> **Short task**
Repeat the entire listing exactly as written.

═════ Task material ═════

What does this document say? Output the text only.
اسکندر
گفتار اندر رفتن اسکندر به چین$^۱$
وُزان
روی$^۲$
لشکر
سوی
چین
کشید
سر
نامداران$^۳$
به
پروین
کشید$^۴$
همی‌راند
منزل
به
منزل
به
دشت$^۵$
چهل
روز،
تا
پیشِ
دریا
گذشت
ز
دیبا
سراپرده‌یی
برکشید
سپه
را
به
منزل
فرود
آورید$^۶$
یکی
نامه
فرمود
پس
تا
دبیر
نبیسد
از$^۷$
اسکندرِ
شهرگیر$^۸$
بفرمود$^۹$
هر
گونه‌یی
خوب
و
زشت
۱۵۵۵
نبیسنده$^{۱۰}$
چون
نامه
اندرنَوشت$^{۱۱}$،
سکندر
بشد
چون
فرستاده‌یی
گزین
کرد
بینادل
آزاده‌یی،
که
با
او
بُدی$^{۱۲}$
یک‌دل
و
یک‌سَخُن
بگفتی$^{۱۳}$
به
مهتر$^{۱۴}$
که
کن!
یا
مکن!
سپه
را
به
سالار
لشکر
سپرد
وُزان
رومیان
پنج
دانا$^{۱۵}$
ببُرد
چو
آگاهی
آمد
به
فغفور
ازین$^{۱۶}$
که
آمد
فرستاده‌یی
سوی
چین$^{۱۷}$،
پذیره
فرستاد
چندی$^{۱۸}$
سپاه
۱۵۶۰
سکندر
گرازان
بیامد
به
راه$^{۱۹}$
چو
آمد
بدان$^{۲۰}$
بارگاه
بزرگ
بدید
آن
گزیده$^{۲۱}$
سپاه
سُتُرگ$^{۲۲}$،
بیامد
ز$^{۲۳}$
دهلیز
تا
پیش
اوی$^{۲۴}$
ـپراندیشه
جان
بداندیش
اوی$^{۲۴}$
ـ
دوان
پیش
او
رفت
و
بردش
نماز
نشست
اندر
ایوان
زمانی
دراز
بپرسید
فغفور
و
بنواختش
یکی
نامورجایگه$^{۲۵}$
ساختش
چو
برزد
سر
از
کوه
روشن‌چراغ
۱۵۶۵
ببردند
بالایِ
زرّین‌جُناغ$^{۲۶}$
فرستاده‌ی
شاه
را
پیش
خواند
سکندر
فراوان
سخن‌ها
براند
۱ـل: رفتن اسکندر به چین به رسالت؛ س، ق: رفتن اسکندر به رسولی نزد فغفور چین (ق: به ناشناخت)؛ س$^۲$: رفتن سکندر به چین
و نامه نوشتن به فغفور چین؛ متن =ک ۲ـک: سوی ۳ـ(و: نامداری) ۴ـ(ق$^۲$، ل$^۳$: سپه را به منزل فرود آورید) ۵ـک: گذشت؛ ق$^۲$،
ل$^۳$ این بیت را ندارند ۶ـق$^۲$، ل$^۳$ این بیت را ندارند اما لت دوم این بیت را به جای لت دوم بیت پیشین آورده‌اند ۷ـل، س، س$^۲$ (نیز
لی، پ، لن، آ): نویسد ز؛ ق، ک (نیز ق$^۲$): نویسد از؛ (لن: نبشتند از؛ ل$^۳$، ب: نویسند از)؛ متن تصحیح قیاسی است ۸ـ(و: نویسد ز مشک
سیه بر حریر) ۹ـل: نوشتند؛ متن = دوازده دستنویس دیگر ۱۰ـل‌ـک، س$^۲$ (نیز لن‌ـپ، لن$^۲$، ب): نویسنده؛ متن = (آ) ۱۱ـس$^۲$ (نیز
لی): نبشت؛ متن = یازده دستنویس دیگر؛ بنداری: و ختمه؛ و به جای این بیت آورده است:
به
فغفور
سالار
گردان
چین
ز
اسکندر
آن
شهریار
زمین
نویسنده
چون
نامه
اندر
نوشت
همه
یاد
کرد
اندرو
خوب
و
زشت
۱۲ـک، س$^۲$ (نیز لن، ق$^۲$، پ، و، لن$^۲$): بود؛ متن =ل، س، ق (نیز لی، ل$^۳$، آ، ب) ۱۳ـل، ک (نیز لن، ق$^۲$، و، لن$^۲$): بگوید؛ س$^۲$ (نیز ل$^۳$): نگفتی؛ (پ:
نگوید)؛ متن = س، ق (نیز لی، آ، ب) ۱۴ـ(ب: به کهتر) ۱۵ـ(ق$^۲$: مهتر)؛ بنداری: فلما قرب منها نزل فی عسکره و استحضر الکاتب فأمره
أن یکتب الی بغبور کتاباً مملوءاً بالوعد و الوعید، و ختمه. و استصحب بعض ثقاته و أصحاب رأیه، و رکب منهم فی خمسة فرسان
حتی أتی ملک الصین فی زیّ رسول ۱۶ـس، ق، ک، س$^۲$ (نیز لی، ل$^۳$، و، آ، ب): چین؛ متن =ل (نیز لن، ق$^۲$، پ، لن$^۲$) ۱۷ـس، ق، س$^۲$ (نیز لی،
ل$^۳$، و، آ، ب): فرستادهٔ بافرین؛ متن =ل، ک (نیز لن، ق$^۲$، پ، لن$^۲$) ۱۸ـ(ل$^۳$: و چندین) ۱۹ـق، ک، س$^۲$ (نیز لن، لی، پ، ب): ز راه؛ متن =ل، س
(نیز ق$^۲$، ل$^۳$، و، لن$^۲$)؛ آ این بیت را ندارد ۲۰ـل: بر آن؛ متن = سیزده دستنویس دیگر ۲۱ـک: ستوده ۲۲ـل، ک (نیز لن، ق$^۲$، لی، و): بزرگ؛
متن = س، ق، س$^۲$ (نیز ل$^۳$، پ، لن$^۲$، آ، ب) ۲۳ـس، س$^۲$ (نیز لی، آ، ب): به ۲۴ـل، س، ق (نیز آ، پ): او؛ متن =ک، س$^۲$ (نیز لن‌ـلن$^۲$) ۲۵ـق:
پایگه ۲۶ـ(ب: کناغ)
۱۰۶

═════

> **Result**
What does this document say? Output the text only.
اسکندر
گفتار اندر رفتن اسکندر به چین$^۱$
وُزان
روی$^۲$
لشکر
سوی
چین
کشید
سر
نامداران$^۳$
به
پروین
کشید$^۴$
همی‌راند
منزل
به
منزل
به
دشت$^۵$
چهل
روز،
تا
پیشِ
دریا
گذشت
ز
دیبا
سراپرده‌یی
برکشید
سپه
را
به
منزل
فرود
آورید$^۶$
یکی
نامه
فرمود
پس
تا
دبیر
نبیسد
از$^۷$
اسکندرِ
شهرگیر$^۸$
بفرمود$^۹$
هر
گونه‌یی
خوب
و
زشت
۱۵۵۵
نبیسنده$^{۱۰}$
چون
نامه
اندرنَوشت$^{۱۱}$،
سکندر
بشد
چون
فرستاده‌یی
گزین
کرد
بینادل
آزاده‌یی،
که
با
او
بُدی$^{۱۲}$
یک‌دل
و
یک‌سَخُن
بگفتی$^{۱۳}$
به
مهتر$^{۱۴}$
که
کن!
یا
مکن!
سپه
را
به
سالار
لشکر
سپرد
وُزان
رومیان
پنج
دانا$^{۱۵}$
ببُرد
چو
آگاهی
آمد
به
فغفور
ازین$^{۱۶}$
که
آمد
فرستاده‌یی
سوی
چین$^{۱۷}$،
پذیره
فرستاد
چندی$^{۱۸}$
سپاه
۱۵۶۰
سکندر
گرازان
بیامد
به
راه$^{۱۹}$
چو
آمد
بدان$^{۲۰}$
بارگاه
بزرگ
بدید
آن
گزیده$^{۲۱}$
سپاه
سُتُرگ$^{۲۲}$،
بیامد
ز$^{۲۳}$
دهلیز
تا
پیش
اوی$^{۲۴}$
ـپراندیشه
جان
بداندیش
اوی$^{۲۴}$
ـ
دوان
پیش
او
رفت
و
بردش
نماز
نشست
اندر
ایوان
زمانی
دراز
بپرسید
فغفور
و
بنواختش
یکی
نامورجایگه$^{۲۵}$
ساختش
چو
برزد
سر
از
کوه
روشن‌چراغ
۱۵۶۵
ببردند
بالایِ
زرّین‌جُناغ$^{۲۶}$
فرستاده‌ی
شاه
را
پیش
خواند
سکندر
فراوان
سخن‌ها
براند
۱ـل: رفتن اسکندر به چین به رسالت؛ س، ق: رفتن اسکندر به رسولی نزد فغفور چین (ق: به ناشناخت)؛ س$^۲$: رفتن سکندر به چین
و نامه نوشتن به فغفور چین؛ متن =ک ۲ـک: سوی ۳ـ(و: نامداری) ۴ـ(ق$^۲$، ل$^۳$: سپه را به منزل فرود آورید) ۵ـک: گذشت؛ ق$^۲$،
ل$^۳$ این بیت را ندارند ۶ـق$^۲$، ل$^۳$ این بیت را ندارند اما لت دوم این بیت را به جای لت دوم بیت پیشین آورده‌اند ۷ـل، س، س$^۲$ (نیز
لی، پ، لن، آ): نویسد ز؛ ق، ک (نیز ق$^۲$): نویسد از؛ (لن: نبشتند از؛ ل$^۳$، ب: نویسند از)؛ متن تصحیح قیاسی است ۸ـ(و: نویسد ز مشک
سیه بر حریر) ۹ـل: نوشتند؛ متن = دوازده دستنویس دیگر ۱۰ـل‌ـک، س$^۲$ (نیز لن‌ـپ، لن$^۲$، ب): نویسنده؛ متن = (آ) ۱۱ـس$^۲$ (نیز
لی): نبشت؛ متن = یازده دستنویس دیگر؛ بنداری: و ختمه؛ و به جای این بیت آورده است:
به
فغفور
سالار
گردان
چین
ز
اسکندر
آن
شهریار
زمین
نویسنده
چون
نامه
اندر
نوشت
همه
یاد
کرد
اندرو
خوب
و
زشت
۱۲ـک، س$^۲$ (نیز لن، ق$^۲$، پ، و، لن$^۲$): بود؛ متن =ل، س، ق (نیز لی، ل$^۳$، آ، ب) ۱۳ـل، ک (نیز لن، ق$^۲$، و، لن$^۲$): بگوید؛ س$^۲$ (نیز ل$^۳$): نگفتی؛ (پ:
نگوید)؛ متن = س، ق (نیز لی، آ، ب) ۱۴ـ(ب: به کهتر) ۱۵ـ(ق$^۲$: مهتر)؛ بنداری: فلما قرب منها نزل فی عسکره و استحضر الکاتب فأمره
أن یکتب الی بغبور کتاباً مملوءاً بالوعد و الوعید، و ختمه. و استصحب بعض ثقاته و أصحاب رأیه، و رکب منهم فی خمسة فرسان
حتی أتی ملک الصین فی زیّ رسول ۱۶ـس، ق، ک، س$^۲$ (نیز لی، ل$^۳$، و، آ، ب): چین؛ متن =ل (نیز لن، ق$^۲$، پ، لن$^۲$) ۱۷ـس، ق، س$^۲$ (نیز لی،
ل$^۳$، و، آ، ب): فرستادهٔ بافرین؛ متن =ل، ک (نیز لن، ق$^۲$، پ، لن$^۲$) ۱۸ـ(ل$^۳$: و چندین) ۱۹ـق، ک، س$^۲$ (نیز لن، لی، پ، ب): ز راه؛ متن =ل، س
(نیز ق$^۲$، ل$^۳$، و، لن$^۲$)؛ آ این بیت را ندارد ۲۰ـل: بر آن؛ متن = سیزده دستنویس دیگر ۲۱ـک: ستوده ۲۲ـل، ک (نیز لن، ق$^۲$، لی، و): بزرگ؛
متن = س، ق، س$^۲$ (نیز ل$^۳$، پ، لن$^۲$، آ، ب) ۲۳ـس، س$^۲$ (نیز لی، آ، ب): به ۲۴ـل، س، ق (نیز آ، پ): او؛ متن =ک، س$^۲$ (نیز لن‌ـلن$^۲$) ۲۵ـق:
پایگه ۲۶ـ(ب: کناغ)
۱۰۶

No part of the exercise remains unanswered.